Instructions for the task: Extract from the listing each line in which the word "соединения" appears.

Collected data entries
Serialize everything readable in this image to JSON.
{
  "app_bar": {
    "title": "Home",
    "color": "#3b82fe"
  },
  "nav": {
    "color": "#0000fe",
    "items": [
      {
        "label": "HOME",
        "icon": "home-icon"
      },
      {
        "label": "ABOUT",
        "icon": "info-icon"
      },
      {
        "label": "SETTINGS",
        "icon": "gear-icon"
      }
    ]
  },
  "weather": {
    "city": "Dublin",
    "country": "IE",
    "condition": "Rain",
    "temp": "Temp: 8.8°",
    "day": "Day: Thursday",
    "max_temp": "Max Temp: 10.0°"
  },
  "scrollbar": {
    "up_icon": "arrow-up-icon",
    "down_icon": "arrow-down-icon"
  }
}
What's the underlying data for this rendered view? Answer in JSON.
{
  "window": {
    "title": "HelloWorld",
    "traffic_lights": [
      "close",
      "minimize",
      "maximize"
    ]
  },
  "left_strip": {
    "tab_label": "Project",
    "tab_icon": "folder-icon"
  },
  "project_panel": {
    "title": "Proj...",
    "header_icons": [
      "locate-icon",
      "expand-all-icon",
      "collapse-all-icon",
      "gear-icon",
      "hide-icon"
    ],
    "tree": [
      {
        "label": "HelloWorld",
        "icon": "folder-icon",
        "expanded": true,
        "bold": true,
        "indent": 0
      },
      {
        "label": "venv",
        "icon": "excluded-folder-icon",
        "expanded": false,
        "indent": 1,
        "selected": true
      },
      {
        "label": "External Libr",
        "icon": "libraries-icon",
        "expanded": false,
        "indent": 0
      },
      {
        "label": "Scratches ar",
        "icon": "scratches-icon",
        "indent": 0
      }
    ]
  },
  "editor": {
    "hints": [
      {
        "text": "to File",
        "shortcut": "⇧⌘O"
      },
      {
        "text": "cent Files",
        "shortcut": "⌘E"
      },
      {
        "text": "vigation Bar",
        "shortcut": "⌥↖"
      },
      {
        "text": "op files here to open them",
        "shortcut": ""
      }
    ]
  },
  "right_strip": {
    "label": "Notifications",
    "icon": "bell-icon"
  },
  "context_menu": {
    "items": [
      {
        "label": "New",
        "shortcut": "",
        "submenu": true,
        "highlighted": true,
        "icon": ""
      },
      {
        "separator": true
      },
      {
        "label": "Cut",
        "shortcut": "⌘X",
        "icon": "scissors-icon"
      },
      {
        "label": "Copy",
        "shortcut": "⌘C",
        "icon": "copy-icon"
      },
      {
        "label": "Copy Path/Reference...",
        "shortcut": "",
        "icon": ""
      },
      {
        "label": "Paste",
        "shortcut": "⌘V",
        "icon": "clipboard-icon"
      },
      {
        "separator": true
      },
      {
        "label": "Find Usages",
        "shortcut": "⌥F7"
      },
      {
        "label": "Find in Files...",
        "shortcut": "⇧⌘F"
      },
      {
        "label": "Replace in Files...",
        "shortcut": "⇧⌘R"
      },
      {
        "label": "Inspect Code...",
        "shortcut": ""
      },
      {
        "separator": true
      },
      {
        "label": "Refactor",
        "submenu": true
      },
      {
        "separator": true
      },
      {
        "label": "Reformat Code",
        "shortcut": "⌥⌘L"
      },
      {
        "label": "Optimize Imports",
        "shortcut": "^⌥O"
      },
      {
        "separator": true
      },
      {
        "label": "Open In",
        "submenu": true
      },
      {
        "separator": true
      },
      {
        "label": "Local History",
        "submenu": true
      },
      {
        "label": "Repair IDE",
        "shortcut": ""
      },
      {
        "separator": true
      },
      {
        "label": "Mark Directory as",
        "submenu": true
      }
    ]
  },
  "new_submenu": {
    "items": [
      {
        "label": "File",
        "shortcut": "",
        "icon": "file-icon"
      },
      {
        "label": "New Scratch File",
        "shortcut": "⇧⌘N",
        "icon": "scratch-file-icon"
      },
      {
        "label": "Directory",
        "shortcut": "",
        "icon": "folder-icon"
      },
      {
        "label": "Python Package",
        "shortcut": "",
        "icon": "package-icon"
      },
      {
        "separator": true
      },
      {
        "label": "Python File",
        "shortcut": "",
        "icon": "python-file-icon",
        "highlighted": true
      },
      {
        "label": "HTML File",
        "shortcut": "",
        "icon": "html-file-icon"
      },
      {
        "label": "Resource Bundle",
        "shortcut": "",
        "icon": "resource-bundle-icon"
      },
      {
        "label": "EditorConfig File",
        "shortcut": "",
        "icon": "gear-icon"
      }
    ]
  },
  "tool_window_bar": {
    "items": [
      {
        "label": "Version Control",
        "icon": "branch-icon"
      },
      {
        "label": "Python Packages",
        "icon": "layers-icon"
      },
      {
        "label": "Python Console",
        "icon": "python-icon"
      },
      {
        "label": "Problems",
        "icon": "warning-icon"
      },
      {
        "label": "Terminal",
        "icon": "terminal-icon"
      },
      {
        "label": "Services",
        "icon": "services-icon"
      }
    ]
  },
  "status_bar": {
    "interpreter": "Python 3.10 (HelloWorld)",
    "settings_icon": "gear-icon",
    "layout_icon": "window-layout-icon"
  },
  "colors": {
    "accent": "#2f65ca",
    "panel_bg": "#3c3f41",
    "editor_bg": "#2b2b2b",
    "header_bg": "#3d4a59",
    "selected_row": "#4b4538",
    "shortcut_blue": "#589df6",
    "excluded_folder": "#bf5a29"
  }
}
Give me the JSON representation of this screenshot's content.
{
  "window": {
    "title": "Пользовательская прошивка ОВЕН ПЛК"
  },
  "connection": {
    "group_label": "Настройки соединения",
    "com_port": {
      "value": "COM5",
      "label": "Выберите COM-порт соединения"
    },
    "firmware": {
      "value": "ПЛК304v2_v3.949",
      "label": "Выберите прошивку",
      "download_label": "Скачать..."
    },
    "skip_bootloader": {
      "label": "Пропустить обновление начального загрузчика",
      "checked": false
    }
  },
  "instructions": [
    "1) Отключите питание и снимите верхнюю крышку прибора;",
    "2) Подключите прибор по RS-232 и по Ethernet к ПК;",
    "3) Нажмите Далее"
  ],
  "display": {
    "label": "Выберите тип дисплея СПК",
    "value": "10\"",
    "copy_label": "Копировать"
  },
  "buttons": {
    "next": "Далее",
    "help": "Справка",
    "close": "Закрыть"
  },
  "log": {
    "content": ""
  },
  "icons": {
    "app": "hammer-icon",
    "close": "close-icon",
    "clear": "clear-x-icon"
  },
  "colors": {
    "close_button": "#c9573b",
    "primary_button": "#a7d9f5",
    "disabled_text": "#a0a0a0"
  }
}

Correct answer:
    "group_label": "Настройки соединения",
      "label": "Выберите COM-порт соединения"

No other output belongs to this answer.